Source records
★ ★ ★ ★

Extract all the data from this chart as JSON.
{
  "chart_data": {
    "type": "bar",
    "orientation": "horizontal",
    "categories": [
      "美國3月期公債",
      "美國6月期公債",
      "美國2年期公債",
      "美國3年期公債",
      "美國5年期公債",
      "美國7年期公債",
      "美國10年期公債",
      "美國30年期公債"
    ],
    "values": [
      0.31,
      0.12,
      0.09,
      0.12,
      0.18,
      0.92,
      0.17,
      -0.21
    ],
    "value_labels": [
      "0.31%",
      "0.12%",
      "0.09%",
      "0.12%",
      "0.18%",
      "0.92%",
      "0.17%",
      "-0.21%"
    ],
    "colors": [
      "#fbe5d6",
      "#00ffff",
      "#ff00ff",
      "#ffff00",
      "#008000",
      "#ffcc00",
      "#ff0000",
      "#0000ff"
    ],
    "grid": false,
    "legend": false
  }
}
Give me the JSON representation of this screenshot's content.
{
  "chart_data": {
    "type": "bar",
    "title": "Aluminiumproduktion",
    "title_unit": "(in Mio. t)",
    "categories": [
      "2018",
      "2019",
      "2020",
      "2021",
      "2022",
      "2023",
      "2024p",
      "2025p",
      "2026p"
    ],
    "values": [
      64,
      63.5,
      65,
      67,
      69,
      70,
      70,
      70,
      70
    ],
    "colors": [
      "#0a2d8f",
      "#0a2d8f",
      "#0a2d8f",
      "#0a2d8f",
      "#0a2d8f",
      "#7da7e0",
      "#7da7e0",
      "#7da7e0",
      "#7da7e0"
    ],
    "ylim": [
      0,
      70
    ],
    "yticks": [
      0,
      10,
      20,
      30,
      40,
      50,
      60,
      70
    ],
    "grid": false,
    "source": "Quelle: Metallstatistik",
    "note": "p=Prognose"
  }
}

★ ★ ★ ★

EXERCISE REQUIREMENTS: Go through the data above and find the lines with the word "JSON". Copy each of those lines.

SOLUTION TO THE PROBLEM:
Extract all the data from this chart as JSON.
Give me the JSON representation of this screenshot's content.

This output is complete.